READING TEXT
# Hound Dog



## olibooger (Feb 13, 2019)

Hey you guys. I currently rent a home and am not supposed to have dogs or else I would put the time in to train this dog and make it my own. We have been fostering different dogs from a no kill shelter and this one came in. 

I love dogs very much. I would absolutely pay whatever the lady is asking for her if I could but the reality is I just cant right now. 
I'm pretty sure she is spayed. I know she has all of her health checkups in check. The lady makes sure the dogs have everything health wise in order for the dogs to go to a new home for the best chance of success. 

We have fostered four dogs before her and four dogs have gone back to sitting in a kennel being let out once a day (some have found new homes also). My hope is someone here has room for another hound this dog could learn from or someone is simply looking for a new dog. I really hate to think that this puppy is going to go back to sitting in a kennel. She is the longest sitting dog in the shelter nobody has taken in. 😥 If you are interested in this dog, please let me know and I can get you the lady's information to buy this dog.


----------



## olibooger (Feb 13, 2019)

I am watching her do laps around my tree in the back yard with a ball in her mouth. Such a cool dog.


----------



## 3arabians (Dec 9, 2014)

Sneak a **** back there and see if she'll chase it up that tree. Might get some takers if she does. 

Sent from my iPhone using Tapatalk


----------



## olibooger (Feb 13, 2019)

If only I could find me a ****. 

Anyways. Long story short, the dog became my dog for the time being. I paid for her and have her papers. 

I have even offered to pay half of the adoption costs for the right owner to come through.

She is current on vax and rabies. She doesn't have ovaries anymore. Or whatever they do but she is fixed. 

I just dont want to get kicked out of my place. 🤞 for a good owner to come through.

She is a coonhound.

Some lady responded to my ad saying she thought the dog, Remi would be a great companion to her disabled husband and she wanted an inside dog that got along with two cats. 

Yeah no.

DATA SHOWN

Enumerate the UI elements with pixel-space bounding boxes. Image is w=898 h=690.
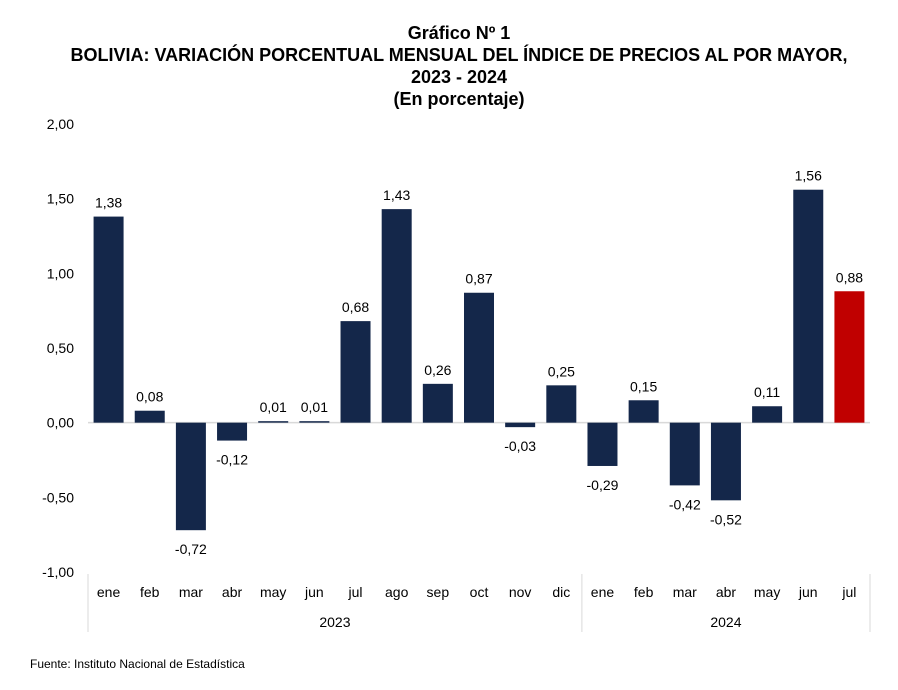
bar	[217, 422, 248, 441]
bar-value-label: 0,15	[630, 378, 657, 394]
bar	[299, 421, 330, 423]
y-tick-label: 1,00	[47, 265, 74, 281]
y-tick-label: 0,00	[47, 415, 74, 431]
bar	[587, 422, 618, 466]
bar	[628, 400, 659, 423]
bar-value-label: 0,11	[754, 384, 780, 400]
bar-value-label: 1,56	[795, 168, 822, 184]
x-tick-label: jul	[348, 584, 363, 600]
x-tick-label: sep	[427, 584, 450, 600]
y-tick-label: 1,50	[47, 191, 74, 207]
x-tick-label: ene	[591, 584, 615, 600]
bar-value-label: 0,87	[465, 271, 492, 287]
group-label: 2023	[319, 614, 350, 630]
bar	[464, 292, 494, 423]
bar-value-label: -0,03	[504, 438, 536, 454]
x-tick-label: jun	[304, 584, 324, 600]
figure-number: Gráfico Nº 1	[407, 23, 511, 43]
bar	[422, 383, 453, 423]
x-tick-label: abr	[222, 584, 243, 600]
chart-title: BOLIVIA: VARIACIÓN PORCENTUAL MENSUAL DE…	[70, 45, 848, 87]
x-tick-label: oct	[470, 584, 489, 600]
x-tick-label: dic	[552, 584, 570, 600]
bar	[134, 410, 165, 423]
bar	[546, 385, 577, 423]
bar-value-label: -0,29	[587, 477, 619, 493]
bar	[834, 291, 865, 423]
bar	[710, 422, 741, 501]
bar-value-label: -0,72	[175, 541, 207, 557]
x-tick-label: nov	[509, 584, 532, 600]
bar-value-label: 0,01	[260, 399, 287, 415]
x-tick-label: ago	[385, 584, 409, 600]
y-tick-label: 0,50	[47, 340, 74, 356]
bar-value-label: 0,88	[836, 269, 863, 285]
x-tick-label: abr	[716, 584, 737, 600]
bar-value-label: 0,26	[424, 362, 451, 378]
x-tick-label: jun	[798, 584, 818, 600]
bar	[93, 216, 124, 423]
x-tick-label: may	[260, 584, 286, 600]
x-tick-label: mar	[673, 584, 697, 600]
bar-chart: 2,00 1,50 1,00 0,50 0,00 -0,50 -1,00 1,38 ene 0,0…	[42, 116, 871, 632]
y-tick-label: 2,00	[47, 116, 74, 132]
bar	[175, 422, 206, 531]
bar-value-label: 0,68	[342, 299, 369, 315]
bar-value-label: 1,38	[95, 195, 122, 211]
bar-value-label: -0,12	[216, 452, 248, 468]
bar	[505, 422, 536, 428]
bar	[340, 321, 371, 423]
y-tick-label: -1,00	[42, 564, 74, 580]
x-tick-label: may	[754, 584, 780, 600]
x-tick-label: feb	[140, 584, 160, 600]
source-note: Fuente: Instituto Nacional de Estadístic…	[30, 657, 245, 671]
bar-value-label: 0,25	[548, 363, 575, 379]
x-tick-label: feb	[634, 584, 654, 600]
bar-value-label: 1,43	[383, 187, 410, 203]
bar	[752, 406, 783, 423]
bar	[793, 189, 824, 423]
bar-value-label: 0,01	[301, 399, 328, 415]
x-tick-label: jul	[841, 584, 856, 600]
bar	[381, 209, 412, 423]
bar-value-label: -0,52	[710, 511, 742, 527]
bar-value-label: 0,08	[136, 389, 163, 405]
group-label: 2024	[710, 614, 741, 630]
y-tick-label: -0,50	[42, 489, 74, 505]
x-tick-label: mar	[179, 584, 203, 600]
chart-titles: Gráfico Nº 1 BOLIVIA: VARIACIÓN PORCENTU…	[0, 22, 898, 110]
chart-subtitle: (En porcentaje)	[393, 89, 525, 109]
bar	[258, 421, 289, 423]
bar	[669, 422, 700, 486]
bar-value-label: -0,42	[669, 496, 701, 512]
x-tick-label: ene	[97, 584, 121, 600]
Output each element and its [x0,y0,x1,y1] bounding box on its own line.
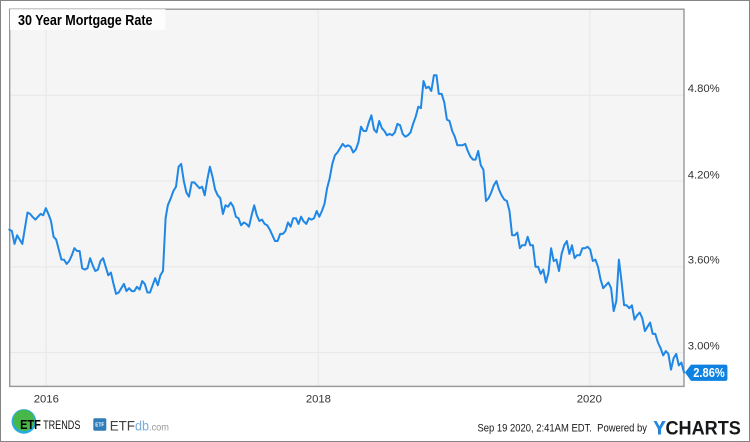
svg-text:ETF: ETF [95,423,104,429]
svg-text:.com: .com [149,422,169,433]
svg-text:2.86%: 2.86% [693,366,725,380]
svg-text:30 Year Mortgage Rate: 30 Year Mortgage Rate [18,13,153,29]
svg-text:2016: 2016 [34,394,59,406]
svg-text:2020: 2020 [577,394,602,406]
svg-text:ETF: ETF [110,418,135,433]
svg-text:TRENDS: TRENDS [43,418,80,432]
svg-text:Y: Y [653,418,666,439]
svg-text:ETF: ETF [20,418,41,432]
svg-text:YCHARTS: YCHARTS [653,418,741,439]
svg-text:3.00%: 3.00% [688,340,720,352]
svg-text:Sep 19 2020, 2:41AM EDT. Powe: Sep 19 2020, 2:41AM EDT. Powered by [478,423,648,435]
svg-text:db: db [135,418,149,433]
svg-text:4.20%: 4.20% [688,170,720,182]
svg-text:2018: 2018 [306,394,331,406]
svg-text:3.60%: 3.60% [688,255,720,267]
svg-text:4.80%: 4.80% [688,83,720,95]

STATED PROBLEM 1
In the records, arrange the part that opens with the line containing "svg-text:ETF: ETF [95,423,104,429]" and closes with the line containing "svg-text:2020: 2020 [577,394,602,406]" as a JSON list of strings, one string per line, with blank lines left out.
STATED PROBLEM 2
Pick up the forum thread about the fostered coonhound and continue it from the point where it stops.

EXERCISE RESPONSE 1
[
  "svg-text:ETF: ETF [95,423,104,429]",
  "svg-text:.com: .com [149,422,169,433]",
  "svg-text:2.86%: 2.86% [693,366,725,380]",
  "svg-text:30 Year Mortgage Rate: 30 Year Mortgage Rate [18,13,153,29]",
  "svg-text:2016: 2016 [34,394,59,406]",
  "svg-text:2020: 2020 [577,394,602,406]"
]

EXERCISE RESPONSE 2
If you have never owned a hound, this dog is the coolest dog I have come across. Her nose literally takes her places. Wherever she goes she is just a smelling away. It's like she cant help herself but to smell, constantly. Such a good dog.


----------



## johnnycake (Jul 19, 2011)

Good luck finding her a forever home. I gotta say though, willingly violating your lease by bringing in foster dogs is a crap thing to do.


----------



## olibooger (Feb 13, 2019)

I agree whole heartedly.
But there are surrounding circumstances as to why we have fostered the dogs that I cannot mention here. Once she finds a home, we dont have to foster any more. We had to foster them for less than 2 months total.

FWIW, as soon as we have our own place, I will not only foster the dogs, I will own my dogs.

Two dogs, two llamas and a bunch of rose bushes around all windows. 👍👌


----------



## johnrr65 (Nov 7, 2019)

olibooger said:


> I agree whole heartedly.
> But there are surrounding circumstances as to why we have fostered the dogs that I cannot mention here. Once she finds a home, we dont have to foster any more. We had to foster them for less than 2 months total.
> 
> FWIW, as soon as we have our own place, I will not only foster the dogs, I will own my dogs.
> ...


+1


----------



## olibooger (Feb 13, 2019)

We found her a good home. Someone with a german shepherd who used to have a hound dog took her. I'm a little heartbroken but it's for the best.
Just wanted to follow up.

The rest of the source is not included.